* Your task: Go through the listing and state how many lines hold the string "label". Nothing else is needed.

* * *

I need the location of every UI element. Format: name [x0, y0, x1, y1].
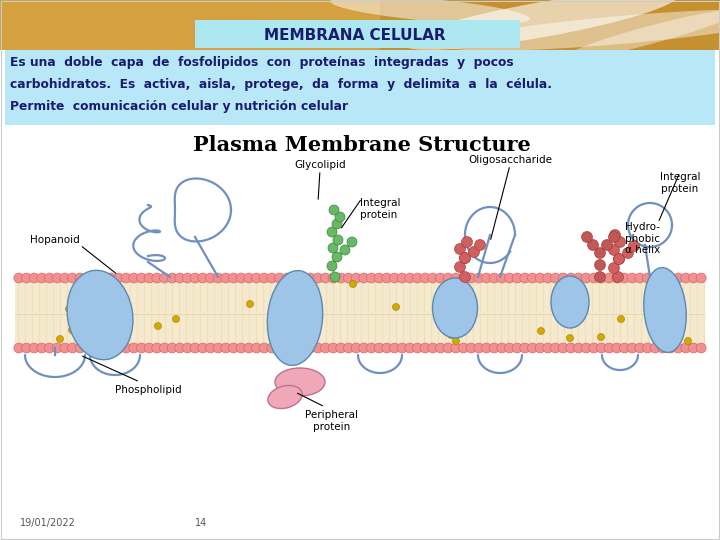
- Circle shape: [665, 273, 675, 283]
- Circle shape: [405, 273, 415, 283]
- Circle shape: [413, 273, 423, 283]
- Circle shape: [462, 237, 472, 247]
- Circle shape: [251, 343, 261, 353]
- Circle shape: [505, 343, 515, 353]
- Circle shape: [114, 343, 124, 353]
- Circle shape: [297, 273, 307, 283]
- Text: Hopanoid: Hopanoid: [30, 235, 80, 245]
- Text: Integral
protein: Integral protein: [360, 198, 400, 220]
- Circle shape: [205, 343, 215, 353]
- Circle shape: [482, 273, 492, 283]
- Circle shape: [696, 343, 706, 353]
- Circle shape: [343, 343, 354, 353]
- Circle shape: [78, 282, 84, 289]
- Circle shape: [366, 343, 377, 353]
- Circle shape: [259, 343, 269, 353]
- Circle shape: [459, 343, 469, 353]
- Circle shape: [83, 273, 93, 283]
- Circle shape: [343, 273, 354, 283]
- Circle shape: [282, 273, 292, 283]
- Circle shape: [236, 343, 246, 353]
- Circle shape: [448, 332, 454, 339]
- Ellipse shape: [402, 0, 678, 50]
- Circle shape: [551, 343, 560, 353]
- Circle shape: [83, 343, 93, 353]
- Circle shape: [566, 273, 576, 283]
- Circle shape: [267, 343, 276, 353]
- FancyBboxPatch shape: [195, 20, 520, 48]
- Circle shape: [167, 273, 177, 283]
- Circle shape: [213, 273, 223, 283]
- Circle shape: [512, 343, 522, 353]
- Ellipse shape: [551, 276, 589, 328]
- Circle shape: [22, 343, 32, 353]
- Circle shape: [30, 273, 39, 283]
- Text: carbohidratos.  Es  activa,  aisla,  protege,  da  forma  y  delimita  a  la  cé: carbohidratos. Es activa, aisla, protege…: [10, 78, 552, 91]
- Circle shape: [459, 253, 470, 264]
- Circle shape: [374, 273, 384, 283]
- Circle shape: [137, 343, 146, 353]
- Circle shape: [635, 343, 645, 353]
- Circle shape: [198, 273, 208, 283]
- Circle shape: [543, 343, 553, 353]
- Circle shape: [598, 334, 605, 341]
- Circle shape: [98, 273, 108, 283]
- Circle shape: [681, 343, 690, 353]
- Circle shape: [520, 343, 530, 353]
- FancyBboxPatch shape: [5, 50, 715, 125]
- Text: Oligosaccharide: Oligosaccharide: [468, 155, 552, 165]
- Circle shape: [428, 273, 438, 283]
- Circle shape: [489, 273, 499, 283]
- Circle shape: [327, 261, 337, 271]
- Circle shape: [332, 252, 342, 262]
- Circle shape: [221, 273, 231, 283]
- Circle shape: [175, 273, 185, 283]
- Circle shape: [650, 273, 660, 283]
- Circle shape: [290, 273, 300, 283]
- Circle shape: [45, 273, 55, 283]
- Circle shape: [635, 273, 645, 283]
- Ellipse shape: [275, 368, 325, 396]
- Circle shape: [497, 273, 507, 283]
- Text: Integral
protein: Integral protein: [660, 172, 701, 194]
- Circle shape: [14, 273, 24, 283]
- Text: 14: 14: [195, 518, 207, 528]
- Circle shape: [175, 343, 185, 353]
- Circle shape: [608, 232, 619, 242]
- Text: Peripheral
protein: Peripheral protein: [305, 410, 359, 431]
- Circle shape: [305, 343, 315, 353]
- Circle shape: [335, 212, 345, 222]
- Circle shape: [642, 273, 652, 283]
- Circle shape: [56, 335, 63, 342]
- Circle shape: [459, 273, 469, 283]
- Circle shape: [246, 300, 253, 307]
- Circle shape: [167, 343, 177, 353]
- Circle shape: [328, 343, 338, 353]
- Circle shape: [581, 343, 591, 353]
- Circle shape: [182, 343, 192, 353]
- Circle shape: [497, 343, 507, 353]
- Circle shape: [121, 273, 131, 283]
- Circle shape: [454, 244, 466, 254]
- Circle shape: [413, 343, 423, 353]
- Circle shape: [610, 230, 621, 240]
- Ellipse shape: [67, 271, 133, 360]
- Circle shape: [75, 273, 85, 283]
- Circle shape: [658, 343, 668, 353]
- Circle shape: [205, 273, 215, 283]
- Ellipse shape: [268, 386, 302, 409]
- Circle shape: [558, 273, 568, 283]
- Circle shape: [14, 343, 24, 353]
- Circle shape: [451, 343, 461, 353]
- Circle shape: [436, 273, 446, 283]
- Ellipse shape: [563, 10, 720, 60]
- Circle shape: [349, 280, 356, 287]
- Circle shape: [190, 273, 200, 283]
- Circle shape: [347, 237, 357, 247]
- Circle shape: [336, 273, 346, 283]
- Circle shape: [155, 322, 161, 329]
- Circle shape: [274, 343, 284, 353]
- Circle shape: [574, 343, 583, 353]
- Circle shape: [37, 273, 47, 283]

* * *

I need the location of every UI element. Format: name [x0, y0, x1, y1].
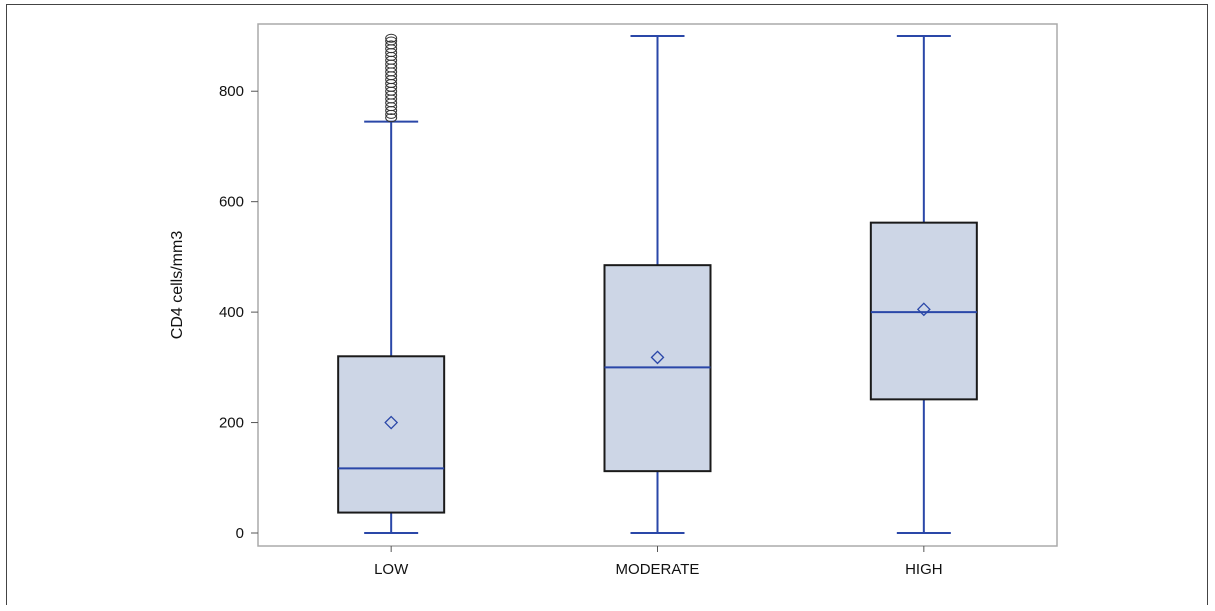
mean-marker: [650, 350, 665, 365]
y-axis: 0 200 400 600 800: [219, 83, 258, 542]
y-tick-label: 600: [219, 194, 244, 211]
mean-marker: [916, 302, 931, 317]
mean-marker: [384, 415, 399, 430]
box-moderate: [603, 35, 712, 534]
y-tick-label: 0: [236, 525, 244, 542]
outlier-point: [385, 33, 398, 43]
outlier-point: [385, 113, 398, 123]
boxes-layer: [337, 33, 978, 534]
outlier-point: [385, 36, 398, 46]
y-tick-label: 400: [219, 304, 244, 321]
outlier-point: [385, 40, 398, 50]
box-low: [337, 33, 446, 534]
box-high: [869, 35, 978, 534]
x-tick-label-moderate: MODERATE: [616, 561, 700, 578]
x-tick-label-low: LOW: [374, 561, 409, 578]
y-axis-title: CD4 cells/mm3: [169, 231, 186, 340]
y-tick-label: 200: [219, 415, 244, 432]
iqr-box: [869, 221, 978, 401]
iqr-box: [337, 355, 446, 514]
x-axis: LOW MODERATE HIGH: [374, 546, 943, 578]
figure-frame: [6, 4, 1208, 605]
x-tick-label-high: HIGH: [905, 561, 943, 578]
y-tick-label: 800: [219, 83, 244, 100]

* * *

* Result for this exercise: 8